──────── Data for processing

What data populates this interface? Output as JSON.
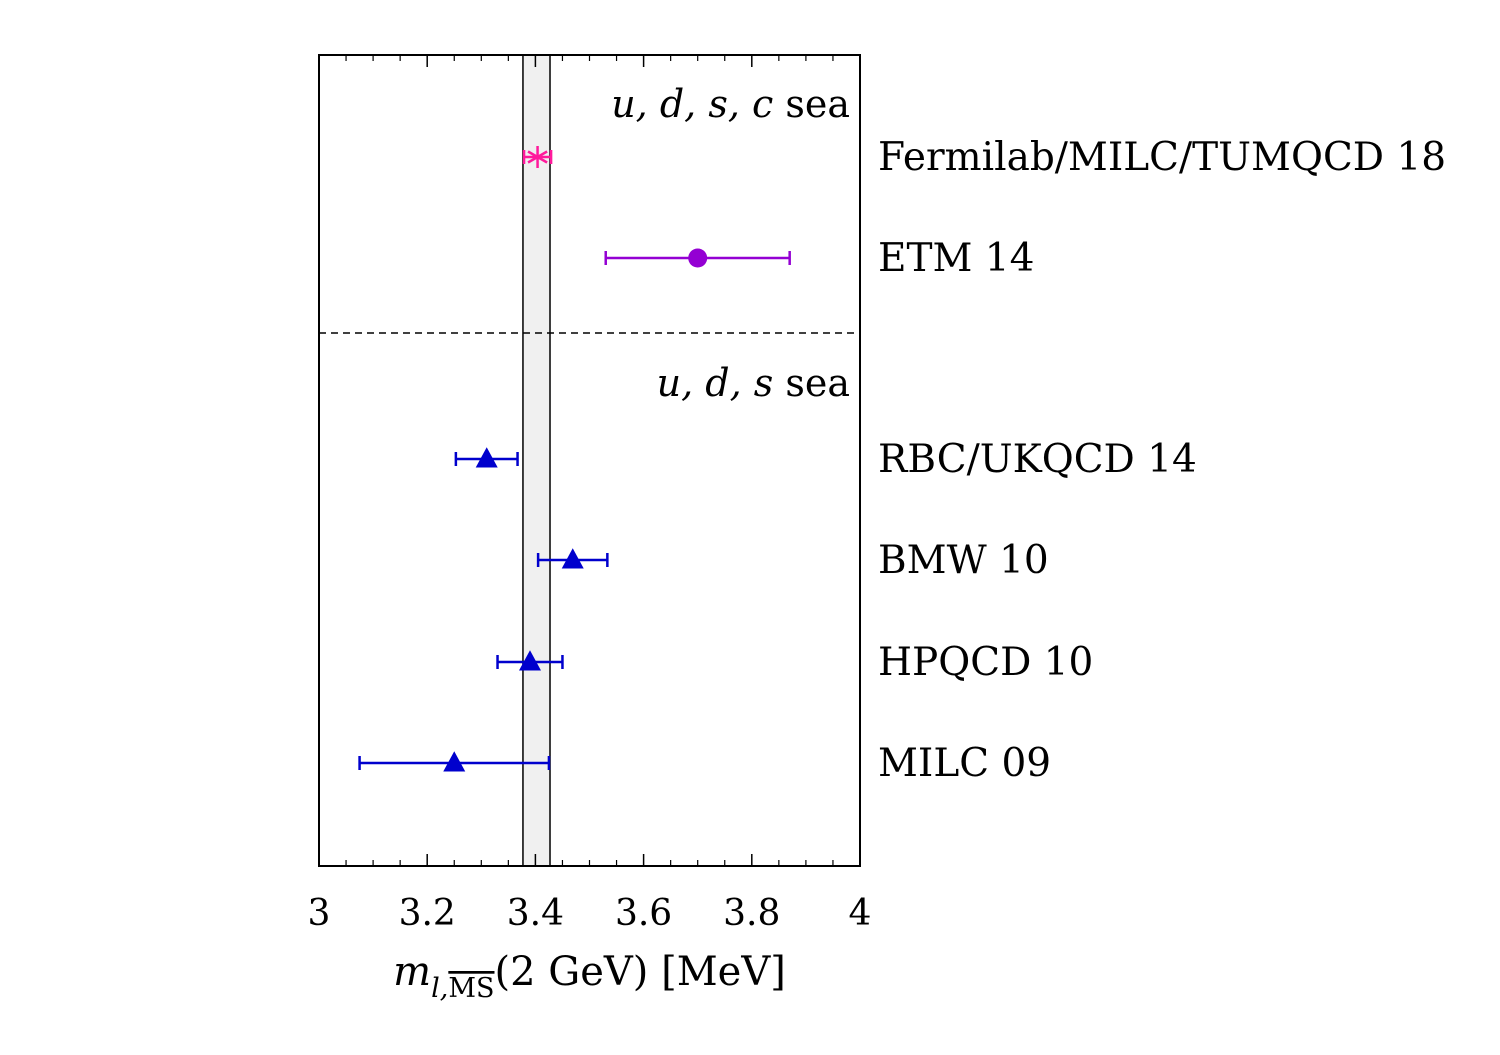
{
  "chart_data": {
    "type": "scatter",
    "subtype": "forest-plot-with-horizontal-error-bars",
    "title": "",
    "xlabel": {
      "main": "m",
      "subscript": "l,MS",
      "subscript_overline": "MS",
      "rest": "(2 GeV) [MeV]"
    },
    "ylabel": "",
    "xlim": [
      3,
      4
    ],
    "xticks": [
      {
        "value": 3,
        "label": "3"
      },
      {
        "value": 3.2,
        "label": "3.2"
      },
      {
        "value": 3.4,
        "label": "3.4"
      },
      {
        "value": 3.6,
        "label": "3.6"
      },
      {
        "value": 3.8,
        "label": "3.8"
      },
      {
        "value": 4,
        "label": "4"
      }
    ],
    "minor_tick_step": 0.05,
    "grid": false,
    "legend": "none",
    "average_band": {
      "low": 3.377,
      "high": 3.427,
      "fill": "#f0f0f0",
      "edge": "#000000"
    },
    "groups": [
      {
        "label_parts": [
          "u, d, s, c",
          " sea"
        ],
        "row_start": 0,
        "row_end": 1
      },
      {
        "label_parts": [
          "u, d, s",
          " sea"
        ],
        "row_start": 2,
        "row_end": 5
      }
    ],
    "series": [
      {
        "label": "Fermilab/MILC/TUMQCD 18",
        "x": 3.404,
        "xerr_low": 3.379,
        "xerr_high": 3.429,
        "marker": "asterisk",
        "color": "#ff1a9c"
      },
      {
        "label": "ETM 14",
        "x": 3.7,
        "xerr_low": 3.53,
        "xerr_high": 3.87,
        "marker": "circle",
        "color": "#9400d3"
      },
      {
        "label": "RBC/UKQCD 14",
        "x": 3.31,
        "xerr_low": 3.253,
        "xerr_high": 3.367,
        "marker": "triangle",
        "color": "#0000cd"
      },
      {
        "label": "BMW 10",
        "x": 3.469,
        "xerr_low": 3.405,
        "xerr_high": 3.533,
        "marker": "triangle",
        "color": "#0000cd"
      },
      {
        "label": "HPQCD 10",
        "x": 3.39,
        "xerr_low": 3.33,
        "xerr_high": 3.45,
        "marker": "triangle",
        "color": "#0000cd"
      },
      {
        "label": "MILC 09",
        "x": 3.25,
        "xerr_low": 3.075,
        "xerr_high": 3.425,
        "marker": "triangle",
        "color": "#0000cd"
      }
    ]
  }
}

────────────────

Short problem =
Your copy of the data above should match it exactly, except that pictures are left out.

Response below =
What data populates this interface? Output as JSON.
{
  "chart_data": {
    "type": "scatter",
    "subtype": "forest-plot-with-horizontal-error-bars",
    "title": "",
    "xlabel": {
      "main": "m",
      "subscript": "l,MS",
      "subscript_overline": "MS",
      "rest": "(2 GeV) [MeV]"
    },
    "ylabel": "",
    "xlim": [
      3,
      4
    ],
    "xticks": [
      {
        "value": 3,
        "label": "3"
      },
      {
        "value": 3.2,
        "label": "3.2"
      },
      {
        "value": 3.4,
        "label": "3.4"
      },
      {
        "value": 3.6,
        "label": "3.6"
      },
      {
        "value": 3.8,
        "label": "3.8"
      },
      {
        "value": 4,
        "label": "4"
      }
    ],
    "minor_tick_step": 0.05,
    "grid": false,
    "legend": "none",
    "average_band": {
      "low": 3.377,
      "high": 3.427,
      "fill": "#f0f0f0",
      "edge": "#000000"
    },
    "groups": [
      {
        "label_parts": [
          "u, d, s, c",
          " sea"
        ],
        "row_start": 0,
        "row_end": 1
      },
      {
        "label_parts": [
          "u, d, s",
          " sea"
        ],
        "row_start": 2,
        "row_end": 5
      }
    ],
    "series": [
      {
        "label": "Fermilab/MILC/TUMQCD 18",
        "x": 3.404,
        "xerr_low": 3.379,
        "xerr_high": 3.429,
        "marker": "asterisk",
        "color": "#ff1a9c"
      },
      {
        "label": "ETM 14",
        "x": 3.7,
        "xerr_low": 3.53,
        "xerr_high": 3.87,
        "marker": "circle",
        "color": "#9400d3"
      },
      {
        "label": "RBC/UKQCD 14",
        "x": 3.31,
        "xerr_low": 3.253,
        "xerr_high": 3.367,
        "marker": "triangle",
        "color": "#0000cd"
      },
      {
        "label": "BMW 10",
        "x": 3.469,
        "xerr_low": 3.405,
        "xerr_high": 3.533,
        "marker": "triangle",
        "color": "#0000cd"
      },
      {
        "label": "HPQCD 10",
        "x": 3.39,
        "xerr_low": 3.33,
        "xerr_high": 3.45,
        "marker": "triangle",
        "color": "#0000cd"
      },
      {
        "label": "MILC 09",
        "x": 3.25,
        "xerr_low": 3.075,
        "xerr_high": 3.425,
        "marker": "triangle",
        "color": "#0000cd"
      }
    ]
  }
}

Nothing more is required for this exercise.